- **Prompt**
Copy out all of the material exactly as presented.

- **Supplied data**
** begin **

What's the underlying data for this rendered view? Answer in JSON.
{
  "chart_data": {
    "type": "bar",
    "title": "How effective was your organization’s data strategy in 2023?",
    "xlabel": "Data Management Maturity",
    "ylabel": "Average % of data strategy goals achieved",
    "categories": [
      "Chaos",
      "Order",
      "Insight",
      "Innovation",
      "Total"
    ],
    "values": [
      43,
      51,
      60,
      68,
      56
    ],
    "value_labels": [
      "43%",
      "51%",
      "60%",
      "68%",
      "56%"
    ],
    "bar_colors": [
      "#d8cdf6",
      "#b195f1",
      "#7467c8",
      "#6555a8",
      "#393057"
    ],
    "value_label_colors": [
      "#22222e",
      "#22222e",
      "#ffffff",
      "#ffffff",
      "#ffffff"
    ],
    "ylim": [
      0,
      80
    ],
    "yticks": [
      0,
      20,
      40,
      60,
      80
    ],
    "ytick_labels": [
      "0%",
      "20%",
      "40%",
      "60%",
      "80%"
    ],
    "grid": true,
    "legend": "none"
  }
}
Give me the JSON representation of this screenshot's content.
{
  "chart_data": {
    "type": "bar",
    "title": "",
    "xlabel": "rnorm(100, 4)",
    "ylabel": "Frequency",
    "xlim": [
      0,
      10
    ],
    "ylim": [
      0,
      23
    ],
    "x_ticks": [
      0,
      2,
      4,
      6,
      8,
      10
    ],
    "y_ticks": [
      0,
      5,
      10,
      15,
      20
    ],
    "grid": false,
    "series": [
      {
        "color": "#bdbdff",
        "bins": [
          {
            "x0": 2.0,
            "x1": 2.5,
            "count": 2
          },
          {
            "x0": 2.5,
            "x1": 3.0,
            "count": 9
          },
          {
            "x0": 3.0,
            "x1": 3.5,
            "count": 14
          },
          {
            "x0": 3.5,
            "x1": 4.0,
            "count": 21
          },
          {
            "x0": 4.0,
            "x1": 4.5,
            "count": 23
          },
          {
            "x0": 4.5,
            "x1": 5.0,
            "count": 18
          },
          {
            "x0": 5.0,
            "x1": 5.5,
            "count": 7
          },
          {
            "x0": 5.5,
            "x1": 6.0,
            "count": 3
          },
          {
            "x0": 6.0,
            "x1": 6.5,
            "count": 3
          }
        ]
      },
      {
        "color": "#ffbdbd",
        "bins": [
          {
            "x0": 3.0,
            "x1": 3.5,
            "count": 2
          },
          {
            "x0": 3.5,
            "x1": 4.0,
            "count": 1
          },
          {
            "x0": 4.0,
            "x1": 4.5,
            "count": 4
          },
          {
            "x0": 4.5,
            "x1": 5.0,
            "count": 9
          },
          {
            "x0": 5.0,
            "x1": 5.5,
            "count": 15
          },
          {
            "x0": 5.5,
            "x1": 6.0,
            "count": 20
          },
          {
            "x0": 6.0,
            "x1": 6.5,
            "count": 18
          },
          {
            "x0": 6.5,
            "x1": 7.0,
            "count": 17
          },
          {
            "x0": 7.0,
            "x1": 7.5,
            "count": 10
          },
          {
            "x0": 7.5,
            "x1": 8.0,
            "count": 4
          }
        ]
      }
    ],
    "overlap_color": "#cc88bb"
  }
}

** end **

- **Response for this exercise**
What's the underlying data for this rendered view? Answer in JSON.
{
  "chart_data": {
    "type": "bar",
    "title": "How effective was your organization’s data strategy in 2023?",
    "xlabel": "Data Management Maturity",
    "ylabel": "Average % of data strategy goals achieved",
    "categories": [
      "Chaos",
      "Order",
      "Insight",
      "Innovation",
      "Total"
    ],
    "values": [
      43,
      51,
      60,
      68,
      56
    ],
    "value_labels": [
      "43%",
      "51%",
      "60%",
      "68%",
      "56%"
    ],
    "bar_colors": [
      "#d8cdf6",
      "#b195f1",
      "#7467c8",
      "#6555a8",
      "#393057"
    ],
    "value_label_colors": [
      "#22222e",
      "#22222e",
      "#ffffff",
      "#ffffff",
      "#ffffff"
    ],
    "ylim": [
      0,
      80
    ],
    "yticks": [
      0,
      20,
      40,
      60,
      80
    ],
    "ytick_labels": [
      "0%",
      "20%",
      "40%",
      "60%",
      "80%"
    ],
    "grid": true,
    "legend": "none"
  }
}
Give me the JSON representation of this screenshot's content.
{
  "chart_data": {
    "type": "bar",
    "title": "",
    "xlabel": "rnorm(100, 4)",
    "ylabel": "Frequency",
    "xlim": [
      0,
      10
    ],
    "ylim": [
      0,
      23
    ],
    "x_ticks": [
      0,
      2,
      4,
      6,
      8,
      10
    ],
    "y_ticks": [
      0,
      5,
      10,
      15,
      20
    ],
    "grid": false,
    "series": [
      {
        "color": "#bdbdff",
        "bins": [
          {
            "x0": 2.0,
            "x1": 2.5,
            "count": 2
          },
          {
            "x0": 2.5,
            "x1": 3.0,
            "count": 9
          },
          {
            "x0": 3.0,
            "x1": 3.5,
            "count": 14
          },
          {
            "x0": 3.5,
            "x1": 4.0,
            "count": 21
          },
          {
            "x0": 4.0,
            "x1": 4.5,
            "count": 23
          },
          {
            "x0": 4.5,
            "x1": 5.0,
            "count": 18
          },
          {
            "x0": 5.0,
            "x1": 5.5,
            "count": 7
          },
          {
            "x0": 5.5,
            "x1": 6.0,
            "count": 3
          },
          {
            "x0": 6.0,
            "x1": 6.5,
            "count": 3
          }
        ]
      },
      {
        "color": "#ffbdbd",
        "bins": [
          {
            "x0": 3.0,
            "x1": 3.5,
            "count": 2
          },
          {
            "x0": 3.5,
            "x1": 4.0,
            "count": 1
          },
          {
            "x0": 4.0,
            "x1": 4.5,
            "count": 4
          },
          {
            "x0": 4.5,
            "x1": 5.0,
            "count": 9
          },
          {
            "x0": 5.0,
            "x1": 5.5,
            "count": 15
          },
          {
            "x0": 5.5,
            "x1": 6.0,
            "count": 20
          },
          {
            "x0": 6.0,
            "x1": 6.5,
            "count": 18
          },
          {
            "x0": 6.5,
            "x1": 7.0,
            "count": 17
          },
          {
            "x0": 7.0,
            "x1": 7.5,
            "count": 10
          },
          {
            "x0": 7.5,
            "x1": 8.0,
            "count": 4
          }
        ]
      }
    ],
    "overlap_color": "#cc88bb"
  }
}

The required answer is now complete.